§ **Written exercise**
Reproduce each line exactly. Skip none.

━━ Extracted records

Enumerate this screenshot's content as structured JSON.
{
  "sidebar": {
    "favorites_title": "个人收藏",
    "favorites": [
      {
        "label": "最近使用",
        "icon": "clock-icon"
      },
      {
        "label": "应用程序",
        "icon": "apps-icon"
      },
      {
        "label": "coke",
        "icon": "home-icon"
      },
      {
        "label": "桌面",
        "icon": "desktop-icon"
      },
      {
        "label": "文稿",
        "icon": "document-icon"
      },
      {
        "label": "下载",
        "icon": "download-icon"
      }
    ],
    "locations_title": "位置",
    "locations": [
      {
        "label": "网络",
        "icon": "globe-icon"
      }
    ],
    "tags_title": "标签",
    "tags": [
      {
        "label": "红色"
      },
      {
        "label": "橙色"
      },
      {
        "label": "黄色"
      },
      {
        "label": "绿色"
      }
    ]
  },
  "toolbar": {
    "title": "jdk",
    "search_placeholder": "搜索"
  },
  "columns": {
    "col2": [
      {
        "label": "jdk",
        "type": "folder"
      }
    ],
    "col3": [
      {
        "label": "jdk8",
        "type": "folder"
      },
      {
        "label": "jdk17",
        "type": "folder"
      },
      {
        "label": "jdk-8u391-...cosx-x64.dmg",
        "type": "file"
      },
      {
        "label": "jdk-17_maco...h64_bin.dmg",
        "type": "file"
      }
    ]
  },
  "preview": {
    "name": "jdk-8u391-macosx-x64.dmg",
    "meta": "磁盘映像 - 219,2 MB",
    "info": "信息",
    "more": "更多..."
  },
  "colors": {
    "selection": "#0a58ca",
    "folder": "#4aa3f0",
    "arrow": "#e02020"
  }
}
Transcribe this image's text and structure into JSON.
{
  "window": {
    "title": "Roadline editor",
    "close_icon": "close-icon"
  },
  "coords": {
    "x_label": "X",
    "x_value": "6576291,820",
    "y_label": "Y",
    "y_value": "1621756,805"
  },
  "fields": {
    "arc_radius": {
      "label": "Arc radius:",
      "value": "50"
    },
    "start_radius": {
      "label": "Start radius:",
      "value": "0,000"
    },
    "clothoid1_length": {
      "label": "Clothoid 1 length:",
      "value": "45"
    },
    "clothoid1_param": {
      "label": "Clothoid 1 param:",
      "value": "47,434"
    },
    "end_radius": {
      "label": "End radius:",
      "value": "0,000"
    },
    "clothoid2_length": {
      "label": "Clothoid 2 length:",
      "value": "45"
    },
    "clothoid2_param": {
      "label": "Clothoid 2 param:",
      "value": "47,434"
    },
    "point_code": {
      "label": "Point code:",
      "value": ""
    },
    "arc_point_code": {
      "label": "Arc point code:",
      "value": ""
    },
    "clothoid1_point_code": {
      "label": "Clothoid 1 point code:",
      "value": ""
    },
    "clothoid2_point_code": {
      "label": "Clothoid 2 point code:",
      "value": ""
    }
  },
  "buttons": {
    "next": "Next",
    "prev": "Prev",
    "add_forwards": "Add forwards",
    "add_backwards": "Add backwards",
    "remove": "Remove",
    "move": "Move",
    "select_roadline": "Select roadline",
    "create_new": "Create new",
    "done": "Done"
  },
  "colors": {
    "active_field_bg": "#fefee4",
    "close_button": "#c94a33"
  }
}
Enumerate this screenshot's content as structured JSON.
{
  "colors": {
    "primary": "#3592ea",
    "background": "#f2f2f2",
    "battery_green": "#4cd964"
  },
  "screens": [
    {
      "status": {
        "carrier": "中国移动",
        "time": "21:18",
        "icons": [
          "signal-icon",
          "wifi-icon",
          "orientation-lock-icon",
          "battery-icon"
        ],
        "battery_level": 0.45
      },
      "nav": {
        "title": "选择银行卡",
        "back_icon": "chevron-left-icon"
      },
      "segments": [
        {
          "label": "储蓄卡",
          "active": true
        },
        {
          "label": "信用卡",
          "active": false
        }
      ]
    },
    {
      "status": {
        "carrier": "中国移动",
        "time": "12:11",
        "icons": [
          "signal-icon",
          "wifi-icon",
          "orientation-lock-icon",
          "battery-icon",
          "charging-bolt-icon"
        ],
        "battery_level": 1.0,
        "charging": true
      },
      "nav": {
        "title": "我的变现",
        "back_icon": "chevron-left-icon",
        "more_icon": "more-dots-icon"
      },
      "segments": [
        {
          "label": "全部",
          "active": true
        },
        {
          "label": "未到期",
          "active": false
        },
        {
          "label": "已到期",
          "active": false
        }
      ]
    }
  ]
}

━━━━

§ **Complete response**
Enumerate this screenshot's content as structured JSON.
{
  "sidebar": {
    "favorites_title": "个人收藏",
    "favorites": [
      {
        "label": "最近使用",
        "icon": "clock-icon"
      },
      {
        "label": "应用程序",
        "icon": "apps-icon"
      },
      {
        "label": "coke",
        "icon": "home-icon"
      },
      {
        "label": "桌面",
        "icon": "desktop-icon"
      },
      {
        "label": "文稿",
        "icon": "document-icon"
      },
      {
        "label": "下载",
        "icon": "download-icon"
      }
    ],
    "locations_title": "位置",
    "locations": [
      {
        "label": "网络",
        "icon": "globe-icon"
      }
    ],
    "tags_title": "标签",
    "tags": [
      {
        "label": "红色"
      },
      {
        "label": "橙色"
      },
      {
        "label": "黄色"
      },
      {
        "label": "绿色"
      }
    ]
  },
  "toolbar": {
    "title": "jdk",
    "search_placeholder": "搜索"
  },
  "columns": {
    "col2": [
      {
        "label": "jdk",
        "type": "folder"
      }
    ],
    "col3": [
      {
        "label": "jdk8",
        "type": "folder"
      },
      {
        "label": "jdk17",
        "type": "folder"
      },
      {
        "label": "jdk-8u391-...cosx-x64.dmg",
        "type": "file"
      },
      {
        "label": "jdk-17_maco...h64_bin.dmg",
        "type": "file"
      }
    ]
  },
  "preview": {
    "name": "jdk-8u391-macosx-x64.dmg",
    "meta": "磁盘映像 - 219,2 MB",
    "info": "信息",
    "more": "更多..."
  },
  "colors": {
    "selection": "#0a58ca",
    "folder": "#4aa3f0",
    "arrow": "#e02020"
  }
}
Transcribe this image's text and structure into JSON.
{
  "window": {
    "title": "Roadline editor",
    "close_icon": "close-icon"
  },
  "coords": {
    "x_label": "X",
    "x_value": "6576291,820",
    "y_label": "Y",
    "y_value": "1621756,805"
  },
  "fields": {
    "arc_radius": {
      "label": "Arc radius:",
      "value": "50"
    },
    "start_radius": {
      "label": "Start radius:",
      "value": "0,000"
    },
    "clothoid1_length": {
      "label": "Clothoid 1 length:",
      "value": "45"
    },
    "clothoid1_param": {
      "label": "Clothoid 1 param:",
      "value": "47,434"
    },
    "end_radius": {
      "label": "End radius:",
      "value": "0,000"
    },
    "clothoid2_length": {
      "label": "Clothoid 2 length:",
      "value": "45"
    },
    "clothoid2_param": {
      "label": "Clothoid 2 param:",
      "value": "47,434"
    },
    "point_code": {
      "label": "Point code:",
      "value": ""
    },
    "arc_point_code": {
      "label": "Arc point code:",
      "value": ""
    },
    "clothoid1_point_code": {
      "label": "Clothoid 1 point code:",
      "value": ""
    },
    "clothoid2_point_code": {
      "label": "Clothoid 2 point code:",
      "value": ""
    }
  },
  "buttons": {
    "next": "Next",
    "prev": "Prev",
    "add_forwards": "Add forwards",
    "add_backwards": "Add backwards",
    "remove": "Remove",
    "move": "Move",
    "select_roadline": "Select roadline",
    "create_new": "Create new",
    "done": "Done"
  },
  "colors": {
    "active_field_bg": "#fefee4",
    "close_button": "#c94a33"
  }
}
Enumerate this screenshot's content as structured JSON.
{
  "colors": {
    "primary": "#3592ea",
    "background": "#f2f2f2",
    "battery_green": "#4cd964"
  },
  "screens": [
    {
      "status": {
        "carrier": "中国移动",
        "time": "21:18",
        "icons": [
          "signal-icon",
          "wifi-icon",
          "orientation-lock-icon",
          "battery-icon"
        ],
        "battery_level": 0.45
      },
      "nav": {
        "title": "选择银行卡",
        "back_icon": "chevron-left-icon"
      },
      "segments": [
        {
          "label": "储蓄卡",
          "active": true
        },
        {
          "label": "信用卡",
          "active": false
        }
      ]
    },
    {
      "status": {
        "carrier": "中国移动",
        "time": "12:11",
        "icons": [
          "signal-icon",
          "wifi-icon",
          "orientation-lock-icon",
          "battery-icon",
          "charging-bolt-icon"
        ],
        "battery_level": 1.0,
        "charging": true
      },
      "nav": {
        "title": "我的变现",
        "back_icon": "chevron-left-icon",
        "more_icon": "more-dots-icon"
      },
      "segments": [
        {
          "label": "全部",
          "active": true
        },
        {
          "label": "未到期",
          "active": false
        },
        {
          "label": "已到期",
          "active": false
        }
      ]
    }
  ]
}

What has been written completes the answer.